Exercise details | Every record that follows should be printed verbatim.

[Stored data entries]

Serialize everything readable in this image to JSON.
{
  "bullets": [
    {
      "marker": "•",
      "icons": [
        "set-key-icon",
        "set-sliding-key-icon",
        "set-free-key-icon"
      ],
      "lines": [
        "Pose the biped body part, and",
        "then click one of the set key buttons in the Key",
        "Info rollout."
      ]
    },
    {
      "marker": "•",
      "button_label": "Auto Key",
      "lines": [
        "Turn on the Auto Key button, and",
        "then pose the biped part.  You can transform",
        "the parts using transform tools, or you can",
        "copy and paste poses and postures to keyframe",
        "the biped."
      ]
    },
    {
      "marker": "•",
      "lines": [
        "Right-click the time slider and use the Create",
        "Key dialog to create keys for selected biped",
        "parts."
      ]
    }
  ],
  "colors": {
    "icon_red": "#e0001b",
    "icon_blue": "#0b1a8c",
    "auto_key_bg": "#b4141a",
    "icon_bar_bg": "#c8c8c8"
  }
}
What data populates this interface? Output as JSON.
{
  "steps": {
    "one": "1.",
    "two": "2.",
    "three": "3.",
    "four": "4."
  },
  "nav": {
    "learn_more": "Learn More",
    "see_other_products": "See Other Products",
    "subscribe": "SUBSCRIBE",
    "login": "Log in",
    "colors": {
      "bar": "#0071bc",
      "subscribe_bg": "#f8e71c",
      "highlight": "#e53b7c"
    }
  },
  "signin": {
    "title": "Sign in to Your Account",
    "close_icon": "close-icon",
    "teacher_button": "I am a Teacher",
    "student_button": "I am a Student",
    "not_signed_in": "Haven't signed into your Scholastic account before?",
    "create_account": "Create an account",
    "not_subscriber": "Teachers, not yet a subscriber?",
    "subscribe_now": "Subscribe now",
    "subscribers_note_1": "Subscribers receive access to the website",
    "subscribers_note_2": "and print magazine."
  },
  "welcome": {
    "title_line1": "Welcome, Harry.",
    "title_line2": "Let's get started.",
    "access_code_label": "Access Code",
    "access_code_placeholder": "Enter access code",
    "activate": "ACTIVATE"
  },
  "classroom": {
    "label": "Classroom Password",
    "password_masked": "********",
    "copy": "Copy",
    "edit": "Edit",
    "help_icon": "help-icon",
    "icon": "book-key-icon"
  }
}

Finished exercise |
Serialize everything readable in this image to JSON.
{
  "bullets": [
    {
      "marker": "•",
      "icons": [
        "set-key-icon",
        "set-sliding-key-icon",
        "set-free-key-icon"
      ],
      "lines": [
        "Pose the biped body part, and",
        "then click one of the set key buttons in the Key",
        "Info rollout."
      ]
    },
    {
      "marker": "•",
      "button_label": "Auto Key",
      "lines": [
        "Turn on the Auto Key button, and",
        "then pose the biped part.  You can transform",
        "the parts using transform tools, or you can",
        "copy and paste poses and postures to keyframe",
        "the biped."
      ]
    },
    {
      "marker": "•",
      "lines": [
        "Right-click the time slider and use the Create",
        "Key dialog to create keys for selected biped",
        "parts."
      ]
    }
  ],
  "colors": {
    "icon_red": "#e0001b",
    "icon_blue": "#0b1a8c",
    "auto_key_bg": "#b4141a",
    "icon_bar_bg": "#c8c8c8"
  }
}
What data populates this interface? Output as JSON.
{
  "steps": {
    "one": "1.",
    "two": "2.",
    "three": "3.",
    "four": "4."
  },
  "nav": {
    "learn_more": "Learn More",
    "see_other_products": "See Other Products",
    "subscribe": "SUBSCRIBE",
    "login": "Log in",
    "colors": {
      "bar": "#0071bc",
      "subscribe_bg": "#f8e71c",
      "highlight": "#e53b7c"
    }
  },
  "signin": {
    "title": "Sign in to Your Account",
    "close_icon": "close-icon",
    "teacher_button": "I am a Teacher",
    "student_button": "I am a Student",
    "not_signed_in": "Haven't signed into your Scholastic account before?",
    "create_account": "Create an account",
    "not_subscriber": "Teachers, not yet a subscriber?",
    "subscribe_now": "Subscribe now",
    "subscribers_note_1": "Subscribers receive access to the website",
    "subscribers_note_2": "and print magazine."
  },
  "welcome": {
    "title_line1": "Welcome, Harry.",
    "title_line2": "Let's get started.",
    "access_code_label": "Access Code",
    "access_code_placeholder": "Enter access code",
    "activate": "ACTIVATE"
  },
  "classroom": {
    "label": "Classroom Password",
    "password_masked": "********",
    "copy": "Copy",
    "edit": "Edit",
    "help_icon": "help-icon",
    "icon": "book-key-icon"
  }
}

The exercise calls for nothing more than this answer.